(Extracted records)
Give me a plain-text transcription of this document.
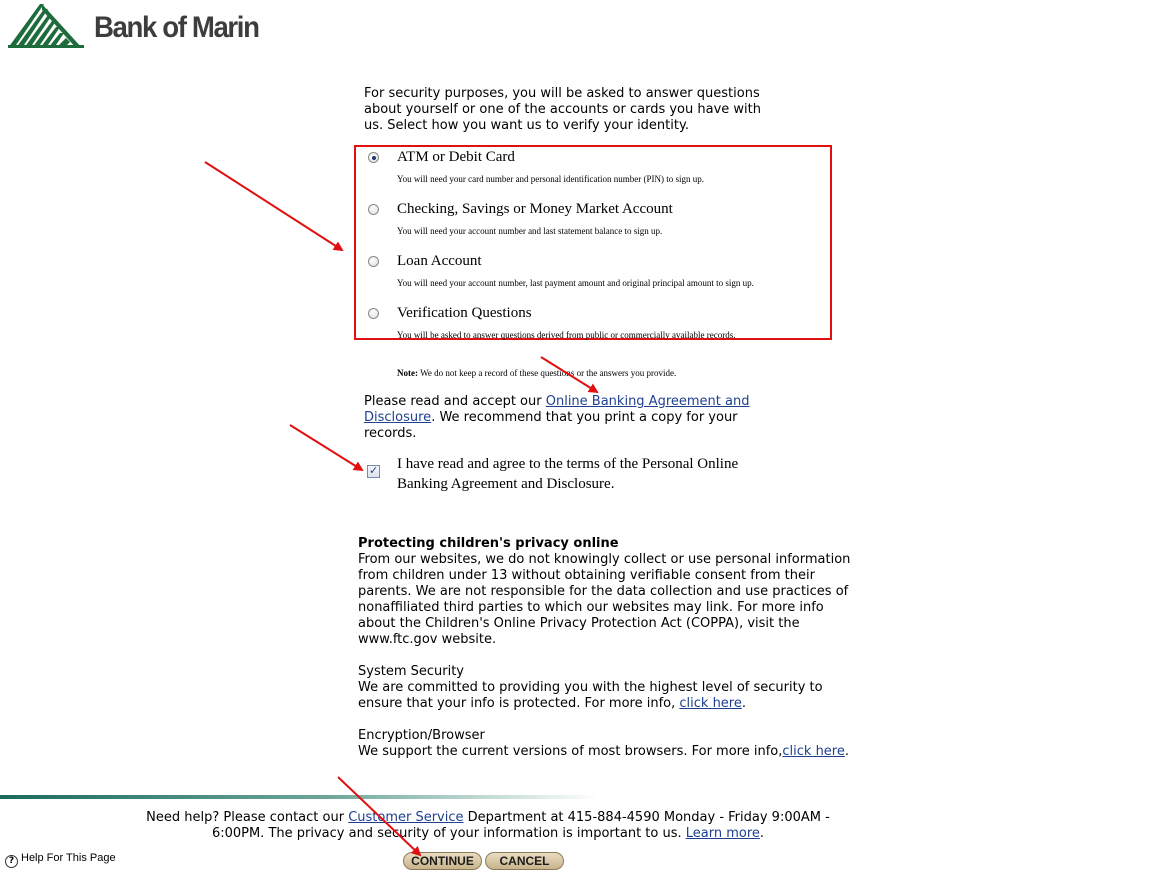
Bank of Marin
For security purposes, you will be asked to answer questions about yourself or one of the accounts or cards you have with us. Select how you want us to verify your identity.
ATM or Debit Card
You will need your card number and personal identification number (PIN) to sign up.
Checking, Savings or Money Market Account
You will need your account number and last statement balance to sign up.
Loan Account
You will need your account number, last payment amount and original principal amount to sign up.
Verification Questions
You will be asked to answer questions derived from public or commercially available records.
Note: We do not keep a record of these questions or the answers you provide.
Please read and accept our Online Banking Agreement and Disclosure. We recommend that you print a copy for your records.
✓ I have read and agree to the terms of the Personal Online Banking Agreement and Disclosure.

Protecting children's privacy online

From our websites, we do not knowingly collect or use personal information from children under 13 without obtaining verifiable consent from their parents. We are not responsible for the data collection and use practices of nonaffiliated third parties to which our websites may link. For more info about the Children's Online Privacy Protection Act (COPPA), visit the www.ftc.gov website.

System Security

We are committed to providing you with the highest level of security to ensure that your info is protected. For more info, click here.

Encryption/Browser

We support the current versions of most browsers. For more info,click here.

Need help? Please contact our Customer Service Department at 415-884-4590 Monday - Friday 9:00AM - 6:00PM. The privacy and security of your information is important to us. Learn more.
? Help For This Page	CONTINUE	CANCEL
--
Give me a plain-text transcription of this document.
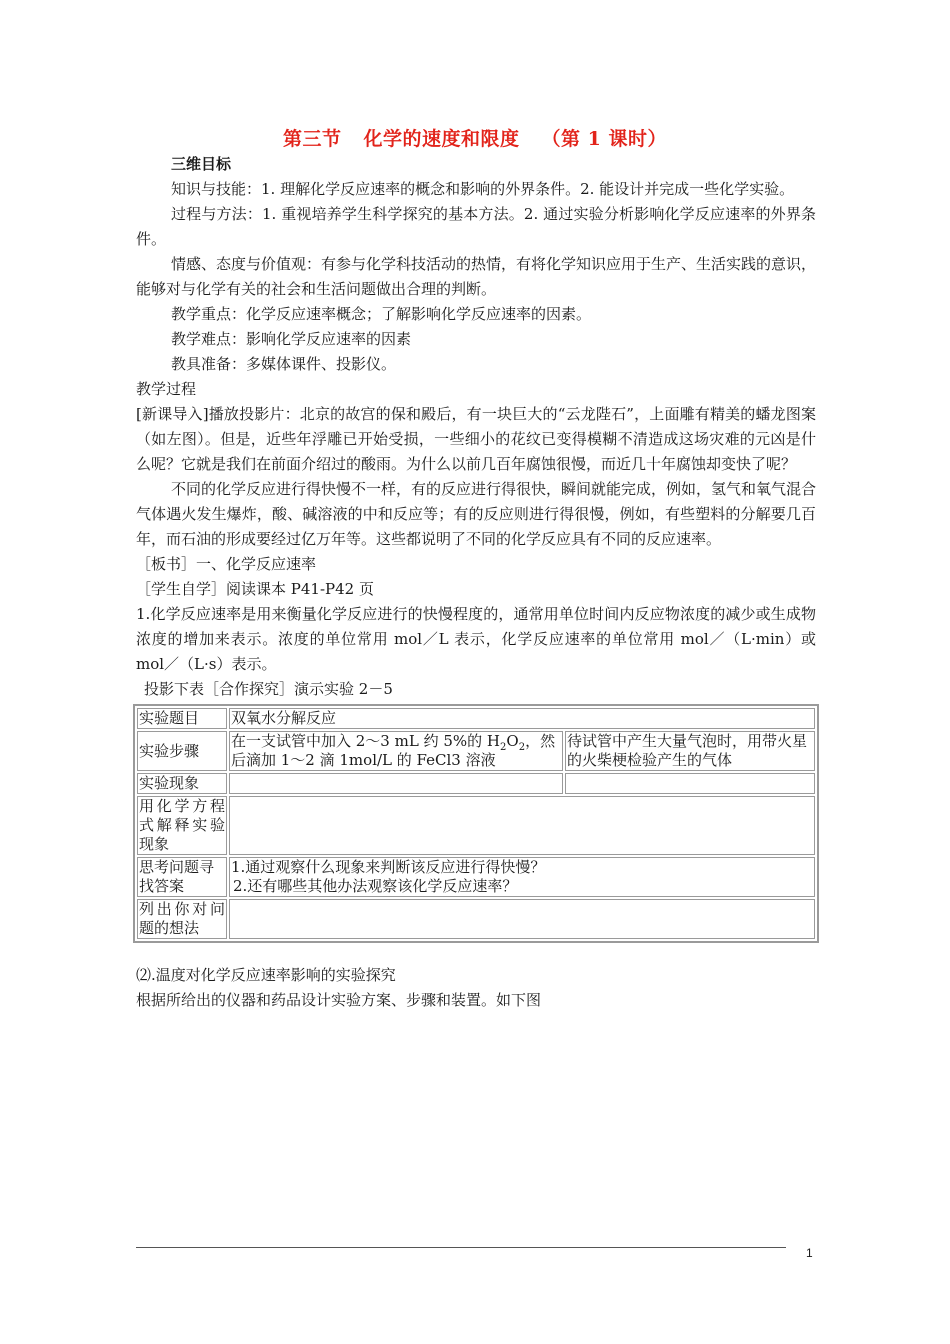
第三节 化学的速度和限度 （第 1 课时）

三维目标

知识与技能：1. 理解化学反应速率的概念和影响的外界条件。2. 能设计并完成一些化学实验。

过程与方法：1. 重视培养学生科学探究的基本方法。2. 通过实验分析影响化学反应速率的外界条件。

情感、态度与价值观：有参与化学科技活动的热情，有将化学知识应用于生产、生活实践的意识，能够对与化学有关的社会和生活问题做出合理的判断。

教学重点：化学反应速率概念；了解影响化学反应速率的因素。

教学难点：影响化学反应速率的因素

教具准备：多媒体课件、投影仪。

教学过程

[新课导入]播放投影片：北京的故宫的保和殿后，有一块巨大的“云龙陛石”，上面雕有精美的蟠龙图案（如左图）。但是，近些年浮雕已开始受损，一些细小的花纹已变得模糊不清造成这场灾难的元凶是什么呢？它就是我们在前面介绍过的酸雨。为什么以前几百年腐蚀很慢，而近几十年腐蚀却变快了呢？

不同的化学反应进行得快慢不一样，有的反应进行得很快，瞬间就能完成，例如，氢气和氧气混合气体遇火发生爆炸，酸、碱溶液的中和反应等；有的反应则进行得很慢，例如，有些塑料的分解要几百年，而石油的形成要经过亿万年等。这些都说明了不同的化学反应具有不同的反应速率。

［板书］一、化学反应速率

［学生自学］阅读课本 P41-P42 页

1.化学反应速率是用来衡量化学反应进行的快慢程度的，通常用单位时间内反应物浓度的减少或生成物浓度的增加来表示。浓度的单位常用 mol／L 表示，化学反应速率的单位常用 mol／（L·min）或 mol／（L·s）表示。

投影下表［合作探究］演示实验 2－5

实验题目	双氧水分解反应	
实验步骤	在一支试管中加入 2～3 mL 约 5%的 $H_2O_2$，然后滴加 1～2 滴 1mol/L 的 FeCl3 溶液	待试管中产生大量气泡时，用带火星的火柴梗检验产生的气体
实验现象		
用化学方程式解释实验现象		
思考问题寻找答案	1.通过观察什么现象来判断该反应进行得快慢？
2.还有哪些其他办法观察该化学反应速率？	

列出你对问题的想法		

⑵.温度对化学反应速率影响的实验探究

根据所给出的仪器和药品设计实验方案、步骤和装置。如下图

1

→ **WHAT IS ASKED**
Tally up the lines of the listing containing the word "that". Give only the total.

→ **WRITTEN ANSWER**
2